(DIRECTION):
Filter the entries below, keeping only lines with the word "name".

-------- DATA ROWS --------

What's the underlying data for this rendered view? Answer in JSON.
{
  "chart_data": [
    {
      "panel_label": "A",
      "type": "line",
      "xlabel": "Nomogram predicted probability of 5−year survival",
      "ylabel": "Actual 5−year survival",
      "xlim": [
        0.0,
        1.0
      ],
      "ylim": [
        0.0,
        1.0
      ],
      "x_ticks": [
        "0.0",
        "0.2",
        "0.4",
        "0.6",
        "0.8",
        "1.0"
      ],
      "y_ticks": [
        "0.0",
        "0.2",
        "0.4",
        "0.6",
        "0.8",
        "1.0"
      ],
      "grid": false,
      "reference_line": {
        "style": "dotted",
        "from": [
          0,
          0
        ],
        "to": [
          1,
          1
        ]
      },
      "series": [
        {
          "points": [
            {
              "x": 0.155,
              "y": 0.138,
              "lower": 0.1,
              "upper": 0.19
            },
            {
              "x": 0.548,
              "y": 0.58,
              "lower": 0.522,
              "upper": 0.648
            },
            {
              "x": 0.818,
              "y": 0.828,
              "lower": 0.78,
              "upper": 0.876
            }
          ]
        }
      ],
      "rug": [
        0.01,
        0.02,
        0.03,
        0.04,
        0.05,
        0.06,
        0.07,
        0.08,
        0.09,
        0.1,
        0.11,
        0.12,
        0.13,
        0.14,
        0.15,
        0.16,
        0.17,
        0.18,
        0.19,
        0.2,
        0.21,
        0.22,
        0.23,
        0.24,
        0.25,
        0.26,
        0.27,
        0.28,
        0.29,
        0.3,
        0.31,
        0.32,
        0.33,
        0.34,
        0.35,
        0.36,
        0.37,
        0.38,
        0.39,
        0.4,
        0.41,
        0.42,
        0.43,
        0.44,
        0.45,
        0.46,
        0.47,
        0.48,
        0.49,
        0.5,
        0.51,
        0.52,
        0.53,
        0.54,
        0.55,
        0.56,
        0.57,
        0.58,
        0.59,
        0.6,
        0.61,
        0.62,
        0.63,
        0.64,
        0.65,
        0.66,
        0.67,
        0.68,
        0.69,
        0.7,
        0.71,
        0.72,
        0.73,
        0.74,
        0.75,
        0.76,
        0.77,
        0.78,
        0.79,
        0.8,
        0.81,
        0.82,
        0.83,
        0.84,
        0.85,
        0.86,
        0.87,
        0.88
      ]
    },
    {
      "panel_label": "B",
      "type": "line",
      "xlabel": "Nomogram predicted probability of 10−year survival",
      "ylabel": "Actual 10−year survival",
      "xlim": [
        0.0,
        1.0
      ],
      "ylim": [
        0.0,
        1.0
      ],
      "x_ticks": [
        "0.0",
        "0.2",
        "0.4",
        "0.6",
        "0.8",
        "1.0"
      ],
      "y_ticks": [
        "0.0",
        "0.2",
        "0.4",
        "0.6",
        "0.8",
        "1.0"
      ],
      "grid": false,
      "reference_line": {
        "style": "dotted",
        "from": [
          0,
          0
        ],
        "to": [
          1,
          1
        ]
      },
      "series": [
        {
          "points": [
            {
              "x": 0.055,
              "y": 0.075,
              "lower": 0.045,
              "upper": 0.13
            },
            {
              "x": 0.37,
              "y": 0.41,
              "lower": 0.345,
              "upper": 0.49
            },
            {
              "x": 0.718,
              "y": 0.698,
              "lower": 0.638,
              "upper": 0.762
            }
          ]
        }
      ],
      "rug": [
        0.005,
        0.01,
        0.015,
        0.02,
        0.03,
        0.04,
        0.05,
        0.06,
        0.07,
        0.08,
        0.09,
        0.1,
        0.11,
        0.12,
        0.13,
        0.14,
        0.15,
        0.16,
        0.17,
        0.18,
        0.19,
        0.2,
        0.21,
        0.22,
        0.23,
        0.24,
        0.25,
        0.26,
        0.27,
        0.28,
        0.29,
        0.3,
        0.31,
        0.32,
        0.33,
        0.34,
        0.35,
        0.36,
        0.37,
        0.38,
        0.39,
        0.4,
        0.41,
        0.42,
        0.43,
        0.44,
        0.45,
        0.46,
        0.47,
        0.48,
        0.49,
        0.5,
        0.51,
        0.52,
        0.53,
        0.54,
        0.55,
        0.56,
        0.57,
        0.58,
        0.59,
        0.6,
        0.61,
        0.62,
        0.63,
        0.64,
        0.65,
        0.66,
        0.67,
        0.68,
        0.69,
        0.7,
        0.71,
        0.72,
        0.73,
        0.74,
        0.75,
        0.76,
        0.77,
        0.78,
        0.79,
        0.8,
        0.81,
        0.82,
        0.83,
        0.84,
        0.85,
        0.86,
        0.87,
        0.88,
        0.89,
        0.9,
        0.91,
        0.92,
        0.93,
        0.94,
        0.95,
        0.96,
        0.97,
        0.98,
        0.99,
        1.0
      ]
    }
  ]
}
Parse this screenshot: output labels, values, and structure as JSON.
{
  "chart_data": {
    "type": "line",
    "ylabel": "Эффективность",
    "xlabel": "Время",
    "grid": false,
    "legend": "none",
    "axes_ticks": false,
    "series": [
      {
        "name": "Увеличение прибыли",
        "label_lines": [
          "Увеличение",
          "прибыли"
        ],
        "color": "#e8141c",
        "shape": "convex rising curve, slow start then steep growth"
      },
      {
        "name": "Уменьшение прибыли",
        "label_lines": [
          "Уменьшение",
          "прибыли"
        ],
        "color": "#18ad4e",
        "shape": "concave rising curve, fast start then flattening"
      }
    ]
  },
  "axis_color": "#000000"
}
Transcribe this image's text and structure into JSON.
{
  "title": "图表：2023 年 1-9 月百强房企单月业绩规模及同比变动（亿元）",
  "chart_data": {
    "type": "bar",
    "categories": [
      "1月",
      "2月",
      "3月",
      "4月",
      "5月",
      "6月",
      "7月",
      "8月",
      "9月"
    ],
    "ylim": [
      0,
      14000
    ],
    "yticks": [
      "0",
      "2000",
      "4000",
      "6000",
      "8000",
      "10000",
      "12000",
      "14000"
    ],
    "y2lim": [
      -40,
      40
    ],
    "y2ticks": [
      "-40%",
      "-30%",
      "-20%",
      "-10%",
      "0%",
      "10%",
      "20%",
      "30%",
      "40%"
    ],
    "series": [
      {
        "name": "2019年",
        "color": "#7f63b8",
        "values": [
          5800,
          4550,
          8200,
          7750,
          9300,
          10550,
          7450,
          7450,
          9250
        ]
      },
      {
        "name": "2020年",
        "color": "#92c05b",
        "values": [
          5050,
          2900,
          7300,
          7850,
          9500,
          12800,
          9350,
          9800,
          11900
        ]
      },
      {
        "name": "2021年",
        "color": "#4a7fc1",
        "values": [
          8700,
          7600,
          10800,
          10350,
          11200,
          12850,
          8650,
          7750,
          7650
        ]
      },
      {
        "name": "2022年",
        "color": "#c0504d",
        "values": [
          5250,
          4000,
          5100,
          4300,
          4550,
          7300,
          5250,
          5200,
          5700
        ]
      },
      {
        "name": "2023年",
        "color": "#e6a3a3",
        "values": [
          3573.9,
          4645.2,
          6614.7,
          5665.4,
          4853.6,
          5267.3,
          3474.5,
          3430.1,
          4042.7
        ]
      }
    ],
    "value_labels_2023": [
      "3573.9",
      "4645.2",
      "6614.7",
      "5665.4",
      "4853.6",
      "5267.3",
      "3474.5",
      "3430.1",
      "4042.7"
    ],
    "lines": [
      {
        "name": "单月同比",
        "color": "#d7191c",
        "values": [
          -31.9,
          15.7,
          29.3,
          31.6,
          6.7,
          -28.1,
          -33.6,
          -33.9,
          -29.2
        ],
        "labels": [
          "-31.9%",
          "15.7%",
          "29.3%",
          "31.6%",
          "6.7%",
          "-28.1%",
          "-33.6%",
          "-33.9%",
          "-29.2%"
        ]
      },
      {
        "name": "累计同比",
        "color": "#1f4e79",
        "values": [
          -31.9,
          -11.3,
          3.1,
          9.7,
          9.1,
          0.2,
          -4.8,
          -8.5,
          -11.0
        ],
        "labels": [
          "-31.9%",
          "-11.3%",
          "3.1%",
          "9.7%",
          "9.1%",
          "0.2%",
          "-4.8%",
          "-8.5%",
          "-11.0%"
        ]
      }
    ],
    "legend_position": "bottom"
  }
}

--------

(SOLVED PROBLEM):
        "name": "Увеличение прибыли",
        "name": "Уменьшение прибыли",
        "name": "2019年",
        "name": "2020年",
        "name": "2021年",
        "name": "2022年",
        "name": "2023年",
        "name": "单月同比",
        "name": "累计同比",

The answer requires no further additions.